BEGIN Material supplied

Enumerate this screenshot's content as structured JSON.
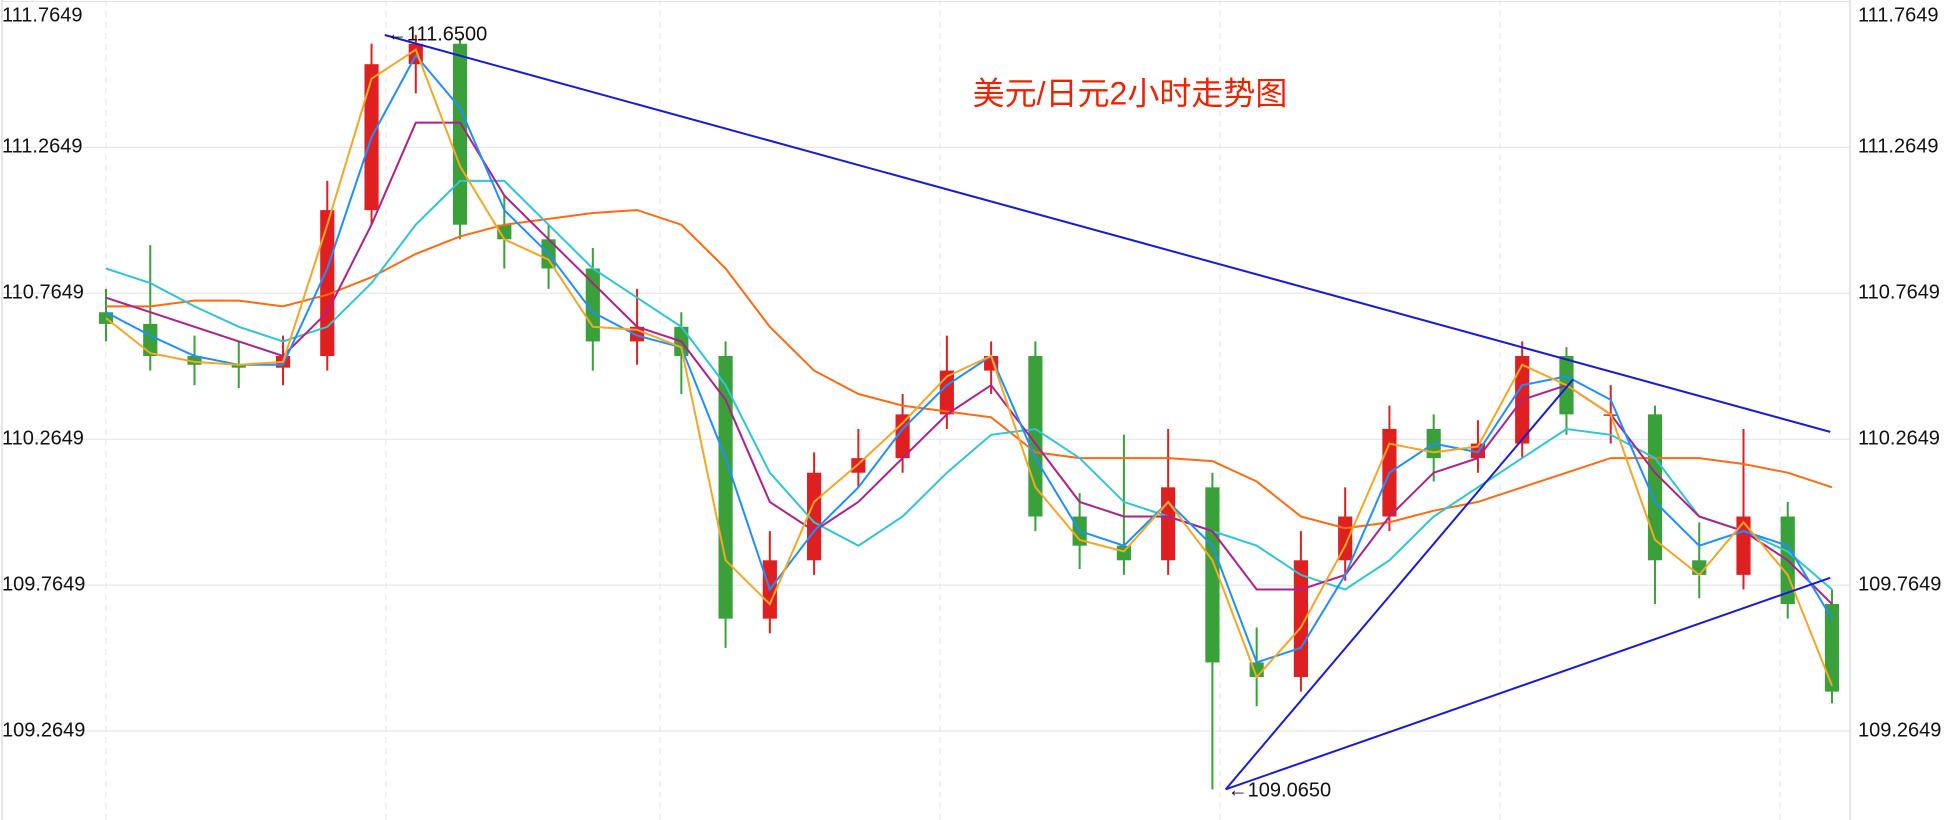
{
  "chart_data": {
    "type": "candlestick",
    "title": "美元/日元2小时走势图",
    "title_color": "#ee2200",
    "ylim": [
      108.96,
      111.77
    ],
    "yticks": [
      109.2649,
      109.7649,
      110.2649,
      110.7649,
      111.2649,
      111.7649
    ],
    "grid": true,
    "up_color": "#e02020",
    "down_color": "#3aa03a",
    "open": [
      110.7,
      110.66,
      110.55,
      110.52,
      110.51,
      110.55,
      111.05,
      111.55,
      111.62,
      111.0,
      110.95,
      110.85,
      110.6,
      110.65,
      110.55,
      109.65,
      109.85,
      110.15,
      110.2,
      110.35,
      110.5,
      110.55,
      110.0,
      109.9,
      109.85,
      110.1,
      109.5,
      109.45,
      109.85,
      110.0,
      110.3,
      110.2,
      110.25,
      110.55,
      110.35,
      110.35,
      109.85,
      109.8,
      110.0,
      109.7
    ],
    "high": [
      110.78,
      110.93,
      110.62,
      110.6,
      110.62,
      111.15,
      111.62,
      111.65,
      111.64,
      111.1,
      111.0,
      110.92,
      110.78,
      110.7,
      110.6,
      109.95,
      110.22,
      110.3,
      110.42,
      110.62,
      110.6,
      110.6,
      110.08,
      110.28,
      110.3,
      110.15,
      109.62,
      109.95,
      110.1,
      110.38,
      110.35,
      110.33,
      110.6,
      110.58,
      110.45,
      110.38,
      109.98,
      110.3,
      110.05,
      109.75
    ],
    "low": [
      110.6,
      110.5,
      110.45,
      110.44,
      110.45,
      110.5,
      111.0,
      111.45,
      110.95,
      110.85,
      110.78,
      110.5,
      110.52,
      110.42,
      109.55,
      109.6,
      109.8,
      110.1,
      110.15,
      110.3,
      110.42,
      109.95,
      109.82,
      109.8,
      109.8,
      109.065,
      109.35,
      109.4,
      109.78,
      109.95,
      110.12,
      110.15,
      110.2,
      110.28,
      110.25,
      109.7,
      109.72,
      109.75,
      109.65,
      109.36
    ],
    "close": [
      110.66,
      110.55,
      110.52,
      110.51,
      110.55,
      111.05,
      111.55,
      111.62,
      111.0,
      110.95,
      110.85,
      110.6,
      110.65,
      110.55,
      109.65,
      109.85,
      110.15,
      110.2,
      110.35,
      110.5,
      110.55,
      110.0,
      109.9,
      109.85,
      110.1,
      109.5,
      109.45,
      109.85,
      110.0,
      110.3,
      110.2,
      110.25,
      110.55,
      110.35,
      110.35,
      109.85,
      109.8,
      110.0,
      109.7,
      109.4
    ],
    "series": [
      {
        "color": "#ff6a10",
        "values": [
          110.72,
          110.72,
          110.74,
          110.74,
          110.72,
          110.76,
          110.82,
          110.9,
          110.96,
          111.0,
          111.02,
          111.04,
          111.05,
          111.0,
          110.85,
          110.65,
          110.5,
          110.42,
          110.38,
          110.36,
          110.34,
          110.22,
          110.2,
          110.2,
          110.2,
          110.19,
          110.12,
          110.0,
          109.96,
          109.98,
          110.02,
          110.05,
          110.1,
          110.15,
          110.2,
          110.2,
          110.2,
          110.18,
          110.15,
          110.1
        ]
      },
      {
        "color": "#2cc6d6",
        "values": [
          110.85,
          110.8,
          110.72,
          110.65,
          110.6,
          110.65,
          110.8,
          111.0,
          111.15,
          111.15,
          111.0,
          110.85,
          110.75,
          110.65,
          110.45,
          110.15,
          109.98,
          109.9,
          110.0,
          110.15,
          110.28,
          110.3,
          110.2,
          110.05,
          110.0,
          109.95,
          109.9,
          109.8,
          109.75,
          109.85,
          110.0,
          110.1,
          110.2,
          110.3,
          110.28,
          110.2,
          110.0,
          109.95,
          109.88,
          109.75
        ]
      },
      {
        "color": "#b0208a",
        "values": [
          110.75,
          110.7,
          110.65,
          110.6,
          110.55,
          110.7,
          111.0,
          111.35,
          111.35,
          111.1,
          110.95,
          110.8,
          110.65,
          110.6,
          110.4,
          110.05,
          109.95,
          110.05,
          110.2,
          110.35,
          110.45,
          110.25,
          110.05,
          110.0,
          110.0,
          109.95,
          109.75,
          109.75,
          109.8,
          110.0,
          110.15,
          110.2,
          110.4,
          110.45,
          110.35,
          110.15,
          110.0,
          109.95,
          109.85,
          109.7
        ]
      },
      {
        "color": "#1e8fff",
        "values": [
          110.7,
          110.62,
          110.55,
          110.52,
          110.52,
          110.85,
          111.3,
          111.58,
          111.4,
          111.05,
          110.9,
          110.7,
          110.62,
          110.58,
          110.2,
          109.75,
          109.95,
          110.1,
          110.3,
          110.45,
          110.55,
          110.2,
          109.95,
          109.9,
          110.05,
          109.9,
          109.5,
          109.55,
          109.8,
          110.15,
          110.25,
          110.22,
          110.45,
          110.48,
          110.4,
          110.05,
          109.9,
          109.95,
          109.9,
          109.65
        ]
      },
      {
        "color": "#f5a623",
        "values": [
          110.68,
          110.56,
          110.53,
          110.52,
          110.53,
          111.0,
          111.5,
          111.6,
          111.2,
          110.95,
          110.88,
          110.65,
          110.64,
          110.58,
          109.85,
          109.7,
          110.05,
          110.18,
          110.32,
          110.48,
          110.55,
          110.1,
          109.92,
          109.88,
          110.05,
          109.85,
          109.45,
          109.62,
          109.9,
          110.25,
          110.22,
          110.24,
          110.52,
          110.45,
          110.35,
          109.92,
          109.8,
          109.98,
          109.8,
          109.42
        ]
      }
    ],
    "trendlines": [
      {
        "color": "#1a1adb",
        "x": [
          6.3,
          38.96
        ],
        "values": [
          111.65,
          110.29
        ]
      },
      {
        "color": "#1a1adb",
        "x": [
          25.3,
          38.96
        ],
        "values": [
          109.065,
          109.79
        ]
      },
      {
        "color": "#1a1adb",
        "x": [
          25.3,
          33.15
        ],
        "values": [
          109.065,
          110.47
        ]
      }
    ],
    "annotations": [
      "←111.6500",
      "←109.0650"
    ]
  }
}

END Material supplied

Task objective: Leave out all pictures, then copy the remaining material exactly.

Final result:
Enumerate this screenshot's content as structured JSON.
{
  "chart_data": {
    "type": "candlestick",
    "title": "美元/日元2小时走势图",
    "title_color": "#ee2200",
    "ylim": [
      108.96,
      111.77
    ],
    "yticks": [
      109.2649,
      109.7649,
      110.2649,
      110.7649,
      111.2649,
      111.7649
    ],
    "grid": true,
    "up_color": "#e02020",
    "down_color": "#3aa03a",
    "open": [
      110.7,
      110.66,
      110.55,
      110.52,
      110.51,
      110.55,
      111.05,
      111.55,
      111.62,
      111.0,
      110.95,
      110.85,
      110.6,
      110.65,
      110.55,
      109.65,
      109.85,
      110.15,
      110.2,
      110.35,
      110.5,
      110.55,
      110.0,
      109.9,
      109.85,
      110.1,
      109.5,
      109.45,
      109.85,
      110.0,
      110.3,
      110.2,
      110.25,
      110.55,
      110.35,
      110.35,
      109.85,
      109.8,
      110.0,
      109.7
    ],
    "high": [
      110.78,
      110.93,
      110.62,
      110.6,
      110.62,
      111.15,
      111.62,
      111.65,
      111.64,
      111.1,
      111.0,
      110.92,
      110.78,
      110.7,
      110.6,
      109.95,
      110.22,
      110.3,
      110.42,
      110.62,
      110.6,
      110.6,
      110.08,
      110.28,
      110.3,
      110.15,
      109.62,
      109.95,
      110.1,
      110.38,
      110.35,
      110.33,
      110.6,
      110.58,
      110.45,
      110.38,
      109.98,
      110.3,
      110.05,
      109.75
    ],
    "low": [
      110.6,
      110.5,
      110.45,
      110.44,
      110.45,
      110.5,
      111.0,
      111.45,
      110.95,
      110.85,
      110.78,
      110.5,
      110.52,
      110.42,
      109.55,
      109.6,
      109.8,
      110.1,
      110.15,
      110.3,
      110.42,
      109.95,
      109.82,
      109.8,
      109.8,
      109.065,
      109.35,
      109.4,
      109.78,
      109.95,
      110.12,
      110.15,
      110.2,
      110.28,
      110.25,
      109.7,
      109.72,
      109.75,
      109.65,
      109.36
    ],
    "close": [
      110.66,
      110.55,
      110.52,
      110.51,
      110.55,
      111.05,
      111.55,
      111.62,
      111.0,
      110.95,
      110.85,
      110.6,
      110.65,
      110.55,
      109.65,
      109.85,
      110.15,
      110.2,
      110.35,
      110.5,
      110.55,
      110.0,
      109.9,
      109.85,
      110.1,
      109.5,
      109.45,
      109.85,
      110.0,
      110.3,
      110.2,
      110.25,
      110.55,
      110.35,
      110.35,
      109.85,
      109.8,
      110.0,
      109.7,
      109.4
    ],
    "series": [
      {
        "color": "#ff6a10",
        "values": [
          110.72,
          110.72,
          110.74,
          110.74,
          110.72,
          110.76,
          110.82,
          110.9,
          110.96,
          111.0,
          111.02,
          111.04,
          111.05,
          111.0,
          110.85,
          110.65,
          110.5,
          110.42,
          110.38,
          110.36,
          110.34,
          110.22,
          110.2,
          110.2,
          110.2,
          110.19,
          110.12,
          110.0,
          109.96,
          109.98,
          110.02,
          110.05,
          110.1,
          110.15,
          110.2,
          110.2,
          110.2,
          110.18,
          110.15,
          110.1
        ]
      },
      {
        "color": "#2cc6d6",
        "values": [
          110.85,
          110.8,
          110.72,
          110.65,
          110.6,
          110.65,
          110.8,
          111.0,
          111.15,
          111.15,
          111.0,
          110.85,
          110.75,
          110.65,
          110.45,
          110.15,
          109.98,
          109.9,
          110.0,
          110.15,
          110.28,
          110.3,
          110.2,
          110.05,
          110.0,
          109.95,
          109.9,
          109.8,
          109.75,
          109.85,
          110.0,
          110.1,
          110.2,
          110.3,
          110.28,
          110.2,
          110.0,
          109.95,
          109.88,
          109.75
        ]
      },
      {
        "color": "#b0208a",
        "values": [
          110.75,
          110.7,
          110.65,
          110.6,
          110.55,
          110.7,
          111.0,
          111.35,
          111.35,
          111.1,
          110.95,
          110.8,
          110.65,
          110.6,
          110.4,
          110.05,
          109.95,
          110.05,
          110.2,
          110.35,
          110.45,
          110.25,
          110.05,
          110.0,
          110.0,
          109.95,
          109.75,
          109.75,
          109.8,
          110.0,
          110.15,
          110.2,
          110.4,
          110.45,
          110.35,
          110.15,
          110.0,
          109.95,
          109.85,
          109.7
        ]
      },
      {
        "color": "#1e8fff",
        "values": [
          110.7,
          110.62,
          110.55,
          110.52,
          110.52,
          110.85,
          111.3,
          111.58,
          111.4,
          111.05,
          110.9,
          110.7,
          110.62,
          110.58,
          110.2,
          109.75,
          109.95,
          110.1,
          110.3,
          110.45,
          110.55,
          110.2,
          109.95,
          109.9,
          110.05,
          109.9,
          109.5,
          109.55,
          109.8,
          110.15,
          110.25,
          110.22,
          110.45,
          110.48,
          110.4,
          110.05,
          109.9,
          109.95,
          109.9,
          109.65
        ]
      },
      {
        "color": "#f5a623",
        "values": [
          110.68,
          110.56,
          110.53,
          110.52,
          110.53,
          111.0,
          111.5,
          111.6,
          111.2,
          110.95,
          110.88,
          110.65,
          110.64,
          110.58,
          109.85,
          109.7,
          110.05,
          110.18,
          110.32,
          110.48,
          110.55,
          110.1,
          109.92,
          109.88,
          110.05,
          109.85,
          109.45,
          109.62,
          109.9,
          110.25,
          110.22,
          110.24,
          110.52,
          110.45,
          110.35,
          109.92,
          109.8,
          109.98,
          109.8,
          109.42
        ]
      }
    ],
    "trendlines": [
      {
        "color": "#1a1adb",
        "x": [
          6.3,
          38.96
        ],
        "values": [
          111.65,
          110.29
        ]
      },
      {
        "color": "#1a1adb",
        "x": [
          25.3,
          38.96
        ],
        "values": [
          109.065,
          109.79
        ]
      },
      {
        "color": "#1a1adb",
        "x": [
          25.3,
          33.15
        ],
        "values": [
          109.065,
          110.47
        ]
      }
    ],
    "annotations": [
      "←111.6500",
      "←109.0650"
    ]
  }
}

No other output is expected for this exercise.